Dataset items:

==*==

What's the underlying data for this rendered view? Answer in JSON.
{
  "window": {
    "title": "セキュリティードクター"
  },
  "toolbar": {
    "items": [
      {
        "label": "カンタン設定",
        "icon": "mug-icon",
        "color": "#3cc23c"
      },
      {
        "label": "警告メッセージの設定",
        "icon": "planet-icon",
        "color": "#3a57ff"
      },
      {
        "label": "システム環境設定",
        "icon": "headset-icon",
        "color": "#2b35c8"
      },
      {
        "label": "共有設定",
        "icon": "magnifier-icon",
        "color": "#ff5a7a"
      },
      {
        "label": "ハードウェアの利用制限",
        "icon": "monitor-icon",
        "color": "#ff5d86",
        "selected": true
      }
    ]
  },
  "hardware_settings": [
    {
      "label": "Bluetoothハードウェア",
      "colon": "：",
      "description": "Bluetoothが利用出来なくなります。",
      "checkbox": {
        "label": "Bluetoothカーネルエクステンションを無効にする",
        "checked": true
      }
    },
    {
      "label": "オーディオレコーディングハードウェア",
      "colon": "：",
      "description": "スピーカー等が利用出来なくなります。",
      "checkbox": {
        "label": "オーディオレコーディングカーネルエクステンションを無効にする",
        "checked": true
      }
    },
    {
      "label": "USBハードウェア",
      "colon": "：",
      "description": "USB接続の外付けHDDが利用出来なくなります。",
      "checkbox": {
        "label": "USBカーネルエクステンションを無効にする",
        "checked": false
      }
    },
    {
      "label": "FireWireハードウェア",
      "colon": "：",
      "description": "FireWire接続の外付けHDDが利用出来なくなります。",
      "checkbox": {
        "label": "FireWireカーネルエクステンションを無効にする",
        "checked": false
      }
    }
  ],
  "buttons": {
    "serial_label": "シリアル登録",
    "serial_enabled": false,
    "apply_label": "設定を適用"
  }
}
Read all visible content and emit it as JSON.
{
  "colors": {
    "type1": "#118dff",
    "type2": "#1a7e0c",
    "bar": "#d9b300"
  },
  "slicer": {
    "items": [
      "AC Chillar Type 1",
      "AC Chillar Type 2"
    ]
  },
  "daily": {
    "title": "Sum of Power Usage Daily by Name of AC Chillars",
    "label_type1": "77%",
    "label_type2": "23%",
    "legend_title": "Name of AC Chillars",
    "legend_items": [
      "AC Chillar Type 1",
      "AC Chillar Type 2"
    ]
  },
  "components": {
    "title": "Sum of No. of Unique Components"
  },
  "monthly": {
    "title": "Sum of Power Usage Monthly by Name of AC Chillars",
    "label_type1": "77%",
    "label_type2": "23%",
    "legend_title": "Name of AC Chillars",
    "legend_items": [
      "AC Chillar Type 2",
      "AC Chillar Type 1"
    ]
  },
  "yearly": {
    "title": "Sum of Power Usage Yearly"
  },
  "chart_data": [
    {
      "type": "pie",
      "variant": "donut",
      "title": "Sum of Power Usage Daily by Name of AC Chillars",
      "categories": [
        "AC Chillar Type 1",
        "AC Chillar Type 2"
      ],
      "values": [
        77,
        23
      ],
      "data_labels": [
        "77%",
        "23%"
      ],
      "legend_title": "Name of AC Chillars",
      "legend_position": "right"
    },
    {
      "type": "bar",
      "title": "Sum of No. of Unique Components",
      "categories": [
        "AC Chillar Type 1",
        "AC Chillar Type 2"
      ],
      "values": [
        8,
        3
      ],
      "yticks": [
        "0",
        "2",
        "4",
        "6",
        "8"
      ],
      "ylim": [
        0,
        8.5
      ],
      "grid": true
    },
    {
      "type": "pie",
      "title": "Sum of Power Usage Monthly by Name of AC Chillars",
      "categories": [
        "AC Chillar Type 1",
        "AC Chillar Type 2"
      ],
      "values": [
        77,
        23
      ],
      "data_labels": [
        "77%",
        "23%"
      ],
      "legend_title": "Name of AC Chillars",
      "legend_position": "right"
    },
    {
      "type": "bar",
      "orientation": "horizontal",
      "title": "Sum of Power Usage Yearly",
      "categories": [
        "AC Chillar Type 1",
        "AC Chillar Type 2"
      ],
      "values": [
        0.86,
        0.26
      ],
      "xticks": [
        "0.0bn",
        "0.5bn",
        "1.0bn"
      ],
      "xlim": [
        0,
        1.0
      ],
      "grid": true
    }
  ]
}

==*==

Exercise brief = From the entries above, copy every line that holds the word "Unique".

Solution for this task =
    "title": "Sum of No. of Unique Components"
      "title": "Sum of No. of Unique Components",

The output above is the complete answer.